## REQUIRED TASK
Wherever the string "this" appears in the listing, copy that line.

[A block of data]
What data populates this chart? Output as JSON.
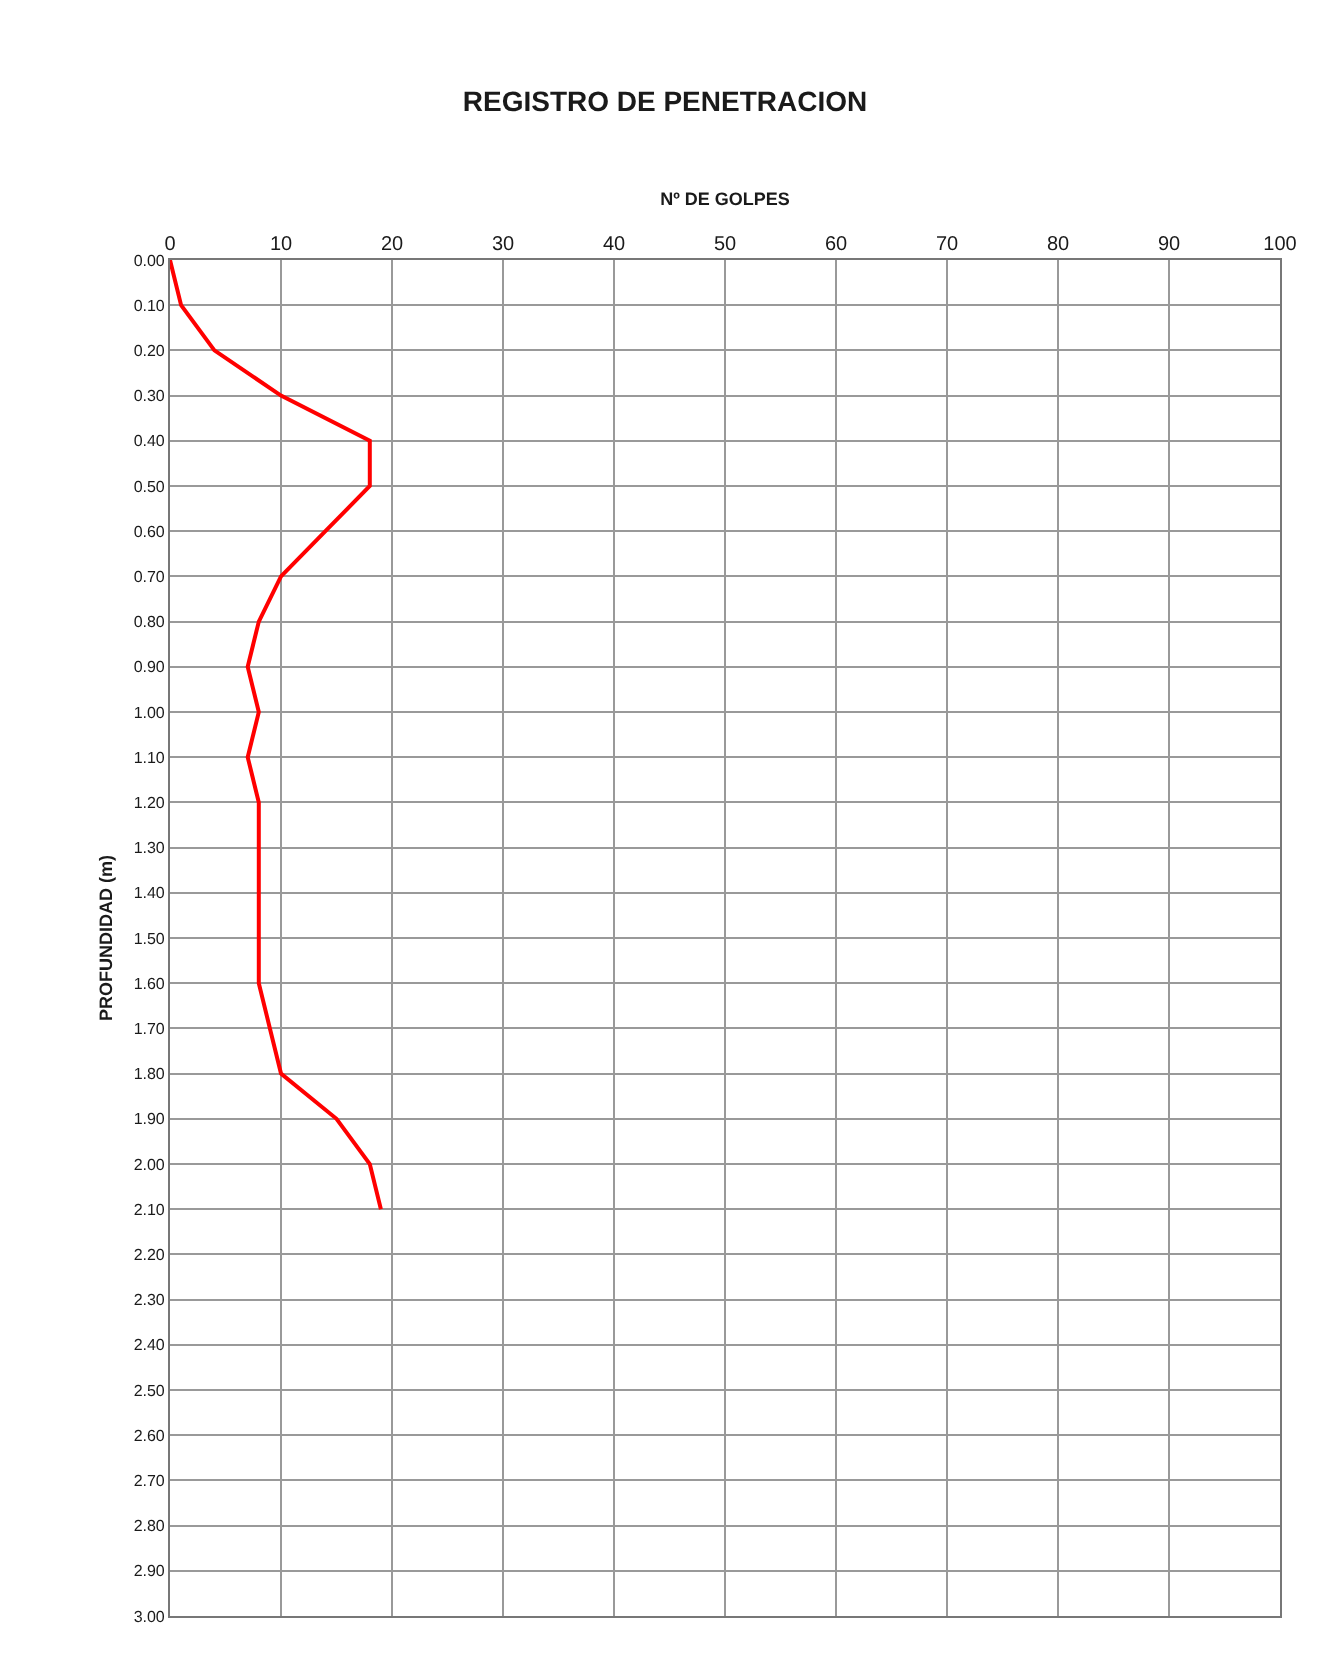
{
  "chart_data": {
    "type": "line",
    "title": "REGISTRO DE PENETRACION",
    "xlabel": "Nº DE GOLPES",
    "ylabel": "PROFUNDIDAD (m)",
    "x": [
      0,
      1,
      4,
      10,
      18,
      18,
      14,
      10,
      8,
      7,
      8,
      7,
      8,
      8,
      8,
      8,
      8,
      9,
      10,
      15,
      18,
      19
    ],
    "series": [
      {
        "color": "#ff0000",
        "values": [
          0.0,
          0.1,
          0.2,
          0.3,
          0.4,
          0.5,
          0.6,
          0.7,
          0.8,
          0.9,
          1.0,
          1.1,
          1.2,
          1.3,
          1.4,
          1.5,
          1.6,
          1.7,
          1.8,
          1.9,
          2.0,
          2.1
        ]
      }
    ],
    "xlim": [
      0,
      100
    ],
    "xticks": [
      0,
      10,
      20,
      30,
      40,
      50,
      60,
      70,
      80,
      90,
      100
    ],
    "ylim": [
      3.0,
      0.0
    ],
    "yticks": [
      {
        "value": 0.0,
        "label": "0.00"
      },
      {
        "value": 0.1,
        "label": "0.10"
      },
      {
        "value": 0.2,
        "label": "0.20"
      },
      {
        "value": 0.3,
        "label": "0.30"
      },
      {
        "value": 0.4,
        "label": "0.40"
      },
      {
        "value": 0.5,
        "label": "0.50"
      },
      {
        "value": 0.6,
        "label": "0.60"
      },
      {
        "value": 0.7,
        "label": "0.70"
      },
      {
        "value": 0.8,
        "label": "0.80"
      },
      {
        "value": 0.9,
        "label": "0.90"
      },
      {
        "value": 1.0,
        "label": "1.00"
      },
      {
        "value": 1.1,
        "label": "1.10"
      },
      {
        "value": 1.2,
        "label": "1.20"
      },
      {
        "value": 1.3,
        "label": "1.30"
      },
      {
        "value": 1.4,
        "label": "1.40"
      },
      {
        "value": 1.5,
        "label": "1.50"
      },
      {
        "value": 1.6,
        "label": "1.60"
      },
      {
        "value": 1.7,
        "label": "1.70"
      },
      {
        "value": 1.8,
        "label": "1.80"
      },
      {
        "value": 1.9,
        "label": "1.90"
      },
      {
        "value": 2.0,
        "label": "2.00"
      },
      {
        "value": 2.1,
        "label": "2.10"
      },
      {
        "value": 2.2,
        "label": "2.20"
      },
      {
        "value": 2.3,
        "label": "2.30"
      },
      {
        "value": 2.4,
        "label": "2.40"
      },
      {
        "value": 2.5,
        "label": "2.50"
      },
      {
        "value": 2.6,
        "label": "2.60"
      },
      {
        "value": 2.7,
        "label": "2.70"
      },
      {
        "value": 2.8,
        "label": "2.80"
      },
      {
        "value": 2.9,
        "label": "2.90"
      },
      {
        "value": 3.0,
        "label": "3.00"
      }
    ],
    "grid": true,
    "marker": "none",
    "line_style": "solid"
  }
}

--

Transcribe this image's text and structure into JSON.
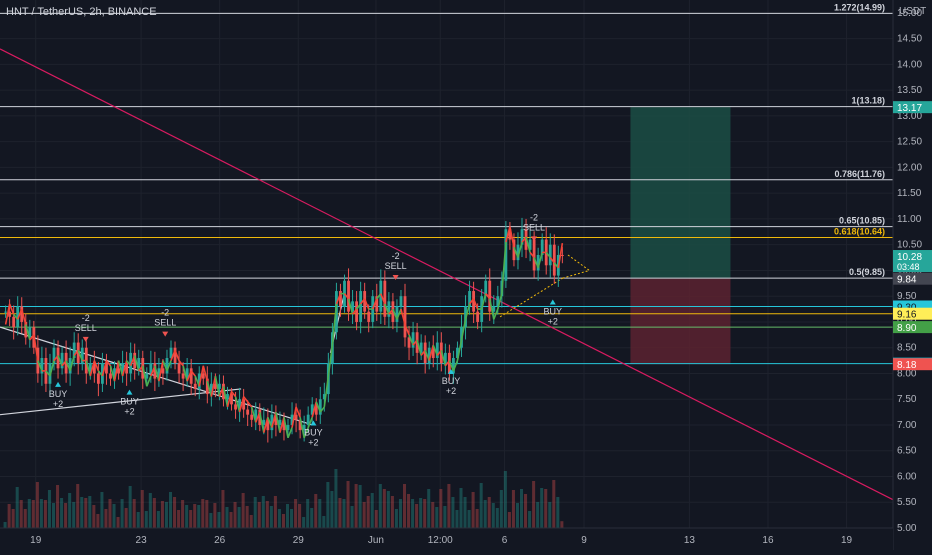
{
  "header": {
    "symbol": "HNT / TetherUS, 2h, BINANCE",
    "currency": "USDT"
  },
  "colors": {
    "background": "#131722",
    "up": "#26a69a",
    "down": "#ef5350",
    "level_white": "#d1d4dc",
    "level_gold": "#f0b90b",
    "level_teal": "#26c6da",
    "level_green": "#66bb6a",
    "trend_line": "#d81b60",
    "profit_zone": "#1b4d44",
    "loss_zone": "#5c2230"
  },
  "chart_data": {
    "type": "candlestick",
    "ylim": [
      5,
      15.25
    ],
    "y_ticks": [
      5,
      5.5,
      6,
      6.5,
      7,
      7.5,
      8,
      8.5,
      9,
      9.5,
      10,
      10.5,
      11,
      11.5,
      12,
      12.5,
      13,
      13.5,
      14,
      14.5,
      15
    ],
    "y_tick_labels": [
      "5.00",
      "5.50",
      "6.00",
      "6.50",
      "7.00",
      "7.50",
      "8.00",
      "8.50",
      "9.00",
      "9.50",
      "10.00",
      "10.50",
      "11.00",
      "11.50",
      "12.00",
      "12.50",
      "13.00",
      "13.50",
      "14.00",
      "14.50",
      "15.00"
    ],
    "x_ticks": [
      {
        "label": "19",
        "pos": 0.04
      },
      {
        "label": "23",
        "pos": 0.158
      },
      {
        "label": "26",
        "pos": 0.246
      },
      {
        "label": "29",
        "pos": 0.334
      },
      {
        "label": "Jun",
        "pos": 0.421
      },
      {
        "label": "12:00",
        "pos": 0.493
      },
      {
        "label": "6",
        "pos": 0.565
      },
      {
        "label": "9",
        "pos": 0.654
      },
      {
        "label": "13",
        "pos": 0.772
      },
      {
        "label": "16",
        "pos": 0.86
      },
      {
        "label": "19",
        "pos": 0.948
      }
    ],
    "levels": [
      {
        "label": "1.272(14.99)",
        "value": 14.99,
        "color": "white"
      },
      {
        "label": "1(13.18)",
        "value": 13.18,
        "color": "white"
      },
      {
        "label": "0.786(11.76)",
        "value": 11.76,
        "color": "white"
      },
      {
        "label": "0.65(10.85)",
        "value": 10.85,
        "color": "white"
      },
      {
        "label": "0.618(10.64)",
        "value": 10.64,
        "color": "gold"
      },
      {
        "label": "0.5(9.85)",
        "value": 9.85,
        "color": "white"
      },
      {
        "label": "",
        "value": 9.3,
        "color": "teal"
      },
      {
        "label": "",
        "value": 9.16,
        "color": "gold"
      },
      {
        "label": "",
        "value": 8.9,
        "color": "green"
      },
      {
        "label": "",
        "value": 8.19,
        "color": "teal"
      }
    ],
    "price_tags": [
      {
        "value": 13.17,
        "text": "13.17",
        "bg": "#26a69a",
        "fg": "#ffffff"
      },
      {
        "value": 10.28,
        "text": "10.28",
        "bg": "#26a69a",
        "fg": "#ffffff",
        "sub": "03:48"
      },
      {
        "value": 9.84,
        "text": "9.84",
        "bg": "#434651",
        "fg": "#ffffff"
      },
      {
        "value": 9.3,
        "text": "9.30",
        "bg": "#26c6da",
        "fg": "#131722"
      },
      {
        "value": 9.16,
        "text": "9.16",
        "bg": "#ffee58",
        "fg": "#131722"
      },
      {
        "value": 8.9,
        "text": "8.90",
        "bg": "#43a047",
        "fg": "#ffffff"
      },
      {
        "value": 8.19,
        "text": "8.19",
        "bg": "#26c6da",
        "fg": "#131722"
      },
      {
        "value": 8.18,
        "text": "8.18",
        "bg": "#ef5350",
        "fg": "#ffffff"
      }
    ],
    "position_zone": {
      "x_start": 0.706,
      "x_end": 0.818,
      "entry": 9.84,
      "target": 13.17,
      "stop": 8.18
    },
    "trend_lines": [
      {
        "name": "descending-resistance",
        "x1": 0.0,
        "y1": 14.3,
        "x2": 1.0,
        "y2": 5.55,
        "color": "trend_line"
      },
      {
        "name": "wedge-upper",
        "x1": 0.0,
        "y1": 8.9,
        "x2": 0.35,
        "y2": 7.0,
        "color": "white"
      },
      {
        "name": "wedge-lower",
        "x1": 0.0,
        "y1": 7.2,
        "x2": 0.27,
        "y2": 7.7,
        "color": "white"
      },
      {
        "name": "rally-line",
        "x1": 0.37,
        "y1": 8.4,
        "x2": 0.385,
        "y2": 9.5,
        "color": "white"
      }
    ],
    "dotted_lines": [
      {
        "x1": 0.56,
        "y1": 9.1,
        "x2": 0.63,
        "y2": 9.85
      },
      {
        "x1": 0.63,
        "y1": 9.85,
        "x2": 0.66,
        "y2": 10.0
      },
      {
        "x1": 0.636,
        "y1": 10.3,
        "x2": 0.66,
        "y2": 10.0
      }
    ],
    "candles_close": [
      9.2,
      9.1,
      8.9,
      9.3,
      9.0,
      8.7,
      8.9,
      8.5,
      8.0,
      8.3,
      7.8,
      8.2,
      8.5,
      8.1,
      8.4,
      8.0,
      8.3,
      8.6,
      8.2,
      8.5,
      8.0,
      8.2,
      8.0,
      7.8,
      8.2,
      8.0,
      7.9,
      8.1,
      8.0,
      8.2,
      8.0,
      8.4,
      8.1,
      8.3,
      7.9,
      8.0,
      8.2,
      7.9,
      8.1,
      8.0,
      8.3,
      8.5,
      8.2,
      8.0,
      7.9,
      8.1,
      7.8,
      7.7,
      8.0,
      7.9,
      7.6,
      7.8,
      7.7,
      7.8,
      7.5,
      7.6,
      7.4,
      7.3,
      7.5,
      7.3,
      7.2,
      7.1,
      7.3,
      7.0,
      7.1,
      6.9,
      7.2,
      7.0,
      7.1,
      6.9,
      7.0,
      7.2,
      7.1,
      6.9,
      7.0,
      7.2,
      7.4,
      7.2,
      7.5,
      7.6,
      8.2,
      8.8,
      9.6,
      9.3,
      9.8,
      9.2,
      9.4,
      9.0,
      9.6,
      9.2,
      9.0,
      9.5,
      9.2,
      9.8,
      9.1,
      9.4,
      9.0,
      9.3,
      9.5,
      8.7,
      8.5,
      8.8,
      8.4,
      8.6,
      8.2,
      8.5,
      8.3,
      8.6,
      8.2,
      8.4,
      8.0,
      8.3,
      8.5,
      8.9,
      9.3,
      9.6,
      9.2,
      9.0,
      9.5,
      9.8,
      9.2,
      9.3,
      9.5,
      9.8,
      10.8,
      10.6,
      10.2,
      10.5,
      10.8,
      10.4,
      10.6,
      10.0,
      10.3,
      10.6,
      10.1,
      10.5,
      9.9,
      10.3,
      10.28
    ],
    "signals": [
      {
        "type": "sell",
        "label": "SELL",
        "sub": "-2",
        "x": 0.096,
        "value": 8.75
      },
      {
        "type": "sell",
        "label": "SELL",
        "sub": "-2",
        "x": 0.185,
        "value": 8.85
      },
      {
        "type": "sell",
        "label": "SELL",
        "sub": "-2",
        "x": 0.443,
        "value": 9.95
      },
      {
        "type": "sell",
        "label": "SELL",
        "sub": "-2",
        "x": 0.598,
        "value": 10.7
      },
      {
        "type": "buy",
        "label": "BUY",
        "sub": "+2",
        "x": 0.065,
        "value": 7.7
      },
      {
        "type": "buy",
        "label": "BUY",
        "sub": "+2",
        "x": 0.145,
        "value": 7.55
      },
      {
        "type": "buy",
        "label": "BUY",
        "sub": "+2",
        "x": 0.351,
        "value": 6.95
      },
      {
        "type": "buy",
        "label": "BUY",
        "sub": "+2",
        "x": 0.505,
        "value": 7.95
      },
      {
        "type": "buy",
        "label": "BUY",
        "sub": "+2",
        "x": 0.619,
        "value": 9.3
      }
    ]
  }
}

## TASK SOLUTION
What data populates this chart? Output as JSON.
Transcribe this image's text and structure into JSON.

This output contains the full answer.